-- Start --
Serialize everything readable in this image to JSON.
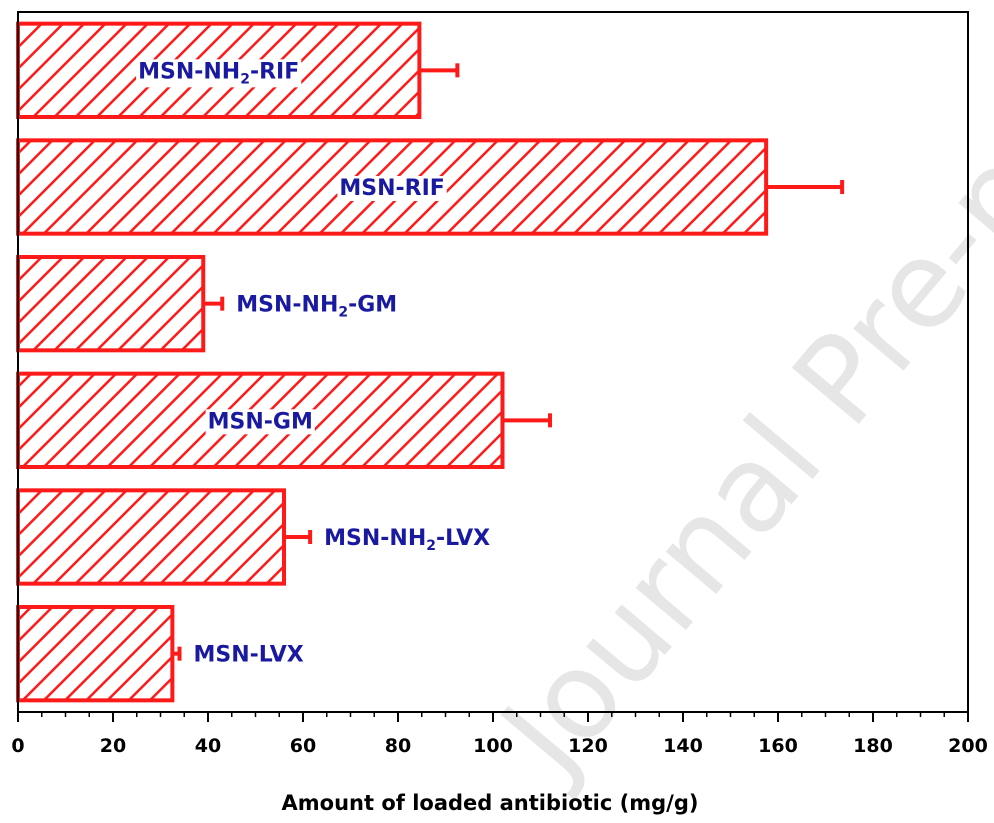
{
  "chart_data": {
    "type": "bar",
    "orientation": "horizontal",
    "xlabel": "Amount of loaded antibiotic (mg/g)",
    "xlim": [
      0,
      200
    ],
    "xticks": [
      0,
      20,
      40,
      60,
      80,
      100,
      120,
      140,
      160,
      180,
      200
    ],
    "grid": false,
    "bar_color": "#ff1a1a",
    "bar_pattern": "diagonal-hatch",
    "label_color": "#1a1aa0",
    "categories": [
      {
        "main": "MSN-NH",
        "sub": "2",
        "tail": "-RIF"
      },
      {
        "main": "MSN-RIF",
        "sub": "",
        "tail": ""
      },
      {
        "main": "MSN-NH",
        "sub": "2",
        "tail": "-GM"
      },
      {
        "main": "MSN-GM",
        "sub": "",
        "tail": ""
      },
      {
        "main": "MSN-NH",
        "sub": "2",
        "tail": "-LVX"
      },
      {
        "main": "MSN-LVX",
        "sub": "",
        "tail": ""
      }
    ],
    "values": [
      84.5,
      157.5,
      39,
      102,
      56,
      32.5
    ],
    "errors": [
      8,
      16,
      4,
      10,
      5.5,
      1.5
    ],
    "watermark": "Journal Pre-proof"
  }
}
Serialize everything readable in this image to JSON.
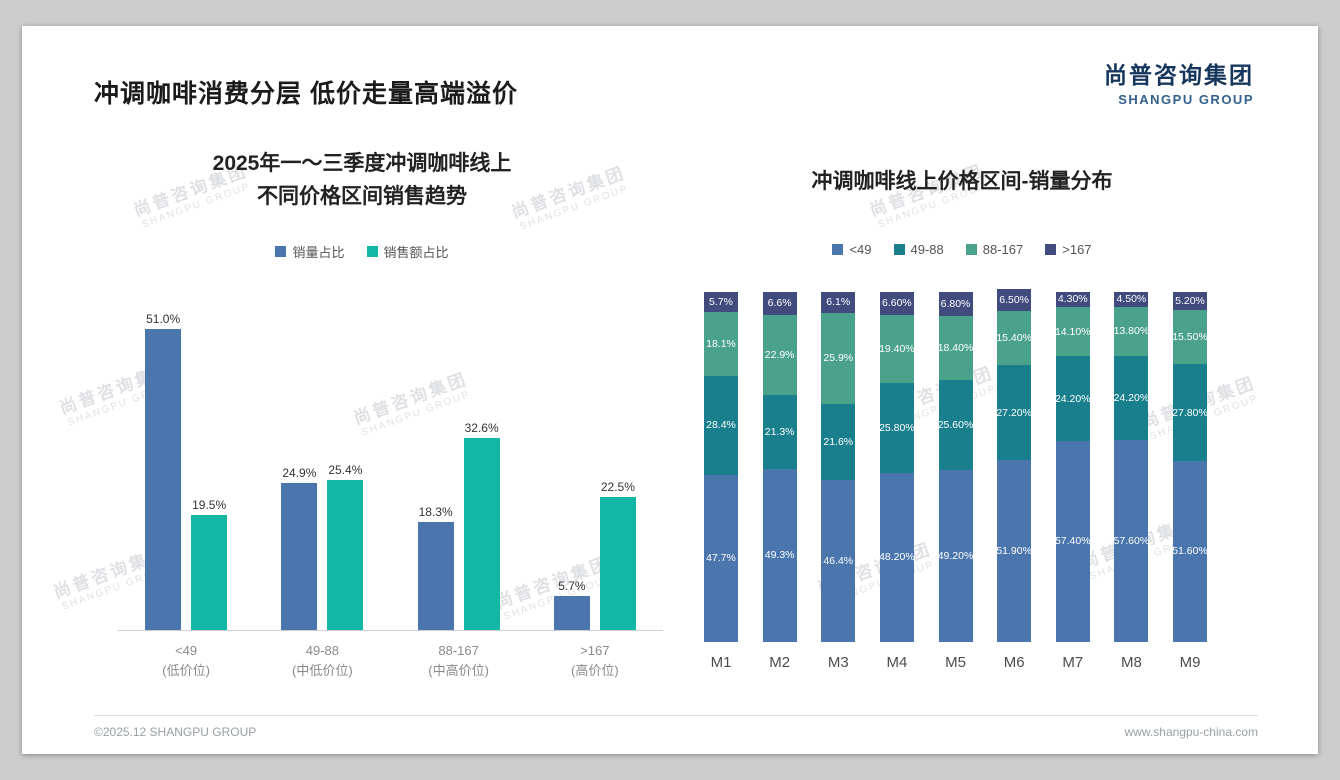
{
  "page": {
    "title": "冲调咖啡消费分层 低价走量高端溢价",
    "logo_cn": "尚普咨询集团",
    "logo_en": "SHANGPU GROUP",
    "footer_left": "©2025.12 SHANGPU GROUP",
    "footer_right": "www.shangpu-china.com",
    "watermark_cn": "尚普咨询集团",
    "watermark_en": "SHANGPU GROUP"
  },
  "colors": {
    "volume_blue": "#4a76ad",
    "sales_teal": "#14b7a6",
    "seg_under49": "#4a76ad",
    "seg_49_88": "#1a7f8d",
    "seg_88_167": "#4ba28c",
    "seg_over167": "#414b7e",
    "logo_navy": "#16365c"
  },
  "chart_data": [
    {
      "id": "price-band-trend",
      "type": "bar",
      "stacked": false,
      "title_line1": "2025年一～三季度冲调咖啡线上",
      "title_line2": "不同价格区间销售趋势",
      "legend_position": "top",
      "grid": false,
      "ylim": [
        0,
        55
      ],
      "categories": [
        [
          "<49",
          "(低价位)"
        ],
        [
          "49-88",
          "(中低价位)"
        ],
        [
          "88-167",
          "(中高价位)"
        ],
        [
          ">167",
          "(高价位)"
        ]
      ],
      "series": [
        {
          "name": "销量占比",
          "color": "#4a76ad",
          "values": [
            51.0,
            24.9,
            18.3,
            5.7
          ],
          "labels": [
            "51.0%",
            "24.9%",
            "18.3%",
            "5.7%"
          ]
        },
        {
          "name": "销售额占比",
          "color": "#14b7a6",
          "values": [
            19.5,
            25.4,
            32.6,
            22.5
          ],
          "labels": [
            "19.5%",
            "25.4%",
            "32.6%",
            "22.5%"
          ]
        }
      ]
    },
    {
      "id": "monthly-volume-distribution",
      "type": "bar",
      "stacked": true,
      "title": "冲调咖啡线上价格区间-销量分布",
      "legend_position": "top",
      "grid": false,
      "ylim": [
        0,
        100
      ],
      "categories": [
        "M1",
        "M2",
        "M3",
        "M4",
        "M5",
        "M6",
        "M7",
        "M8",
        "M9"
      ],
      "series": [
        {
          "name": "<49",
          "color": "#4a76ad",
          "values": [
            47.7,
            49.3,
            46.4,
            48.2,
            49.2,
            51.9,
            57.4,
            57.6,
            51.6
          ],
          "labels": [
            "47.7%",
            "49.3%",
            "46.4%",
            "48.20%",
            "49.20%",
            "51.90%",
            "57.40%",
            "57.60%",
            "51.60%"
          ]
        },
        {
          "name": "49-88",
          "color": "#1a7f8d",
          "values": [
            28.4,
            21.3,
            21.6,
            25.8,
            25.6,
            27.2,
            24.2,
            24.2,
            27.8
          ],
          "labels": [
            "28.4%",
            "21.3%",
            "21.6%",
            "25.80%",
            "25.60%",
            "27.20%",
            "24.20%",
            "24.20%",
            "27.80%"
          ]
        },
        {
          "name": "88-167",
          "color": "#4ba28c",
          "values": [
            18.1,
            22.9,
            25.9,
            19.4,
            18.4,
            15.4,
            14.1,
            13.8,
            15.5
          ],
          "labels": [
            "18.1%",
            "22.9%",
            "25.9%",
            "19.40%",
            "18.40%",
            "15.40%",
            "14.10%",
            "13.80%",
            "15.50%"
          ]
        },
        {
          "name": ">167",
          "color": "#414b7e",
          "values": [
            5.7,
            6.6,
            6.1,
            6.6,
            6.8,
            6.5,
            4.3,
            4.5,
            5.2
          ],
          "labels": [
            "5.7%",
            "6.6%",
            "6.1%",
            "6.60%",
            "6.80%",
            "6.50%",
            "4.30%",
            "4.50%",
            "5.20%"
          ]
        }
      ]
    }
  ]
}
-- End --
• [TASK] Return the whole listing, word for word, and leave out every picture.

• [ANSWER TO THIS TASK]
Serialize everything readable in this image to JSON.
{
  "chart_data": {
    "type": "bar",
    "orientation": "horizontal",
    "xlabel": "Amount of loaded antibiotic (mg/g)",
    "xlim": [
      0,
      200
    ],
    "xticks": [
      0,
      20,
      40,
      60,
      80,
      100,
      120,
      140,
      160,
      180,
      200
    ],
    "grid": false,
    "bar_color": "#ff1a1a",
    "bar_pattern": "diagonal-hatch",
    "label_color": "#1a1aa0",
    "categories": [
      {
        "main": "MSN-NH",
        "sub": "2",
        "tail": "-RIF"
      },
      {
        "main": "MSN-RIF",
        "sub": "",
        "tail": ""
      },
      {
        "main": "MSN-NH",
        "sub": "2",
        "tail": "-GM"
      },
      {
        "main": "MSN-GM",
        "sub": "",
        "tail": ""
      },
      {
        "main": "MSN-NH",
        "sub": "2",
        "tail": "-LVX"
      },
      {
        "main": "MSN-LVX",
        "sub": "",
        "tail": ""
      }
    ],
    "values": [
      84.5,
      157.5,
      39,
      102,
      56,
      32.5
    ],
    "errors": [
      8,
      16,
      4,
      10,
      5.5,
      1.5
    ],
    "watermark": "Journal Pre-proof"
  }
}
Serialize everything readable in this image to JSON.
{
  "page": {
    "title": "冲调咖啡消费分层 低价走量高端溢价",
    "logo_cn": "尚普咨询集团",
    "logo_en": "SHANGPU GROUP",
    "footer_left": "©2025.12 SHANGPU GROUP",
    "footer_right": "www.shangpu-china.com",
    "watermark_cn": "尚普咨询集团",
    "watermark_en": "SHANGPU GROUP"
  },
  "colors": {
    "volume_blue": "#4a76ad",
    "sales_teal": "#14b7a6",
    "seg_under49": "#4a76ad",
    "seg_49_88": "#1a7f8d",
    "seg_88_167": "#4ba28c",
    "seg_over167": "#414b7e",
    "logo_navy": "#16365c"
  },
  "chart_data": [
    {
      "id": "price-band-trend",
      "type": "bar",
      "stacked": false,
      "title_line1": "2025年一～三季度冲调咖啡线上",
      "title_line2": "不同价格区间销售趋势",
      "legend_position": "top",
      "grid": false,
      "ylim": [
        0,
        55
      ],
      "categories": [
        [
          "<49",
          "(低价位)"
        ],
        [
          "49-88",
          "(中低价位)"
        ],
        [
          "88-167",
          "(中高价位)"
        ],
        [
          ">167",
          "(高价位)"
        ]
      ],
      "series": [
        {
          "name": "销量占比",
          "color": "#4a76ad",
          "values": [
            51.0,
            24.9,
            18.3,
            5.7
          ],
          "labels": [
            "51.0%",
            "24.9%",
            "18.3%",
            "5.7%"
          ]
        },
        {
          "name": "销售额占比",
          "color": "#14b7a6",
          "values": [
            19.5,
            25.4,
            32.6,
            22.5
          ],
          "labels": [
            "19.5%",
            "25.4%",
            "32.6%",
            "22.5%"
          ]
        }
      ]
    },
    {
      "id": "monthly-volume-distribution",
      "type": "bar",
      "stacked": true,
      "title": "冲调咖啡线上价格区间-销量分布",
      "legend_position": "top",
      "grid": false,
      "ylim": [
        0,
        100
      ],
      "categories": [
        "M1",
        "M2",
        "M3",
        "M4",
        "M5",
        "M6",
        "M7",
        "M8",
        "M9"
      ],
      "series": [
        {
          "name": "<49",
          "color": "#4a76ad",
          "values": [
            47.7,
            49.3,
            46.4,
            48.2,
            49.2,
            51.9,
            57.4,
            57.6,
            51.6
          ],
          "labels": [
            "47.7%",
            "49.3%",
            "46.4%",
            "48.20%",
            "49.20%",
            "51.90%",
            "57.40%",
            "57.60%",
            "51.60%"
          ]
        },
        {
          "name": "49-88",
          "color": "#1a7f8d",
          "values": [
            28.4,
            21.3,
            21.6,
            25.8,
            25.6,
            27.2,
            24.2,
            24.2,
            27.8
          ],
          "labels": [
            "28.4%",
            "21.3%",
            "21.6%",
            "25.80%",
            "25.60%",
            "27.20%",
            "24.20%",
            "24.20%",
            "27.80%"
          ]
        },
        {
          "name": "88-167",
          "color": "#4ba28c",
          "values": [
            18.1,
            22.9,
            25.9,
            19.4,
            18.4,
            15.4,
            14.1,
            13.8,
            15.5
          ],
          "labels": [
            "18.1%",
            "22.9%",
            "25.9%",
            "19.40%",
            "18.40%",
            "15.40%",
            "14.10%",
            "13.80%",
            "15.50%"
          ]
        },
        {
          "name": ">167",
          "color": "#414b7e",
          "values": [
            5.7,
            6.6,
            6.1,
            6.6,
            6.8,
            6.5,
            4.3,
            4.5,
            5.2
          ],
          "labels": [
            "5.7%",
            "6.6%",
            "6.1%",
            "6.60%",
            "6.80%",
            "6.50%",
            "4.30%",
            "4.50%",
            "5.20%"
          ]
        }
      ]
    }
  ]
}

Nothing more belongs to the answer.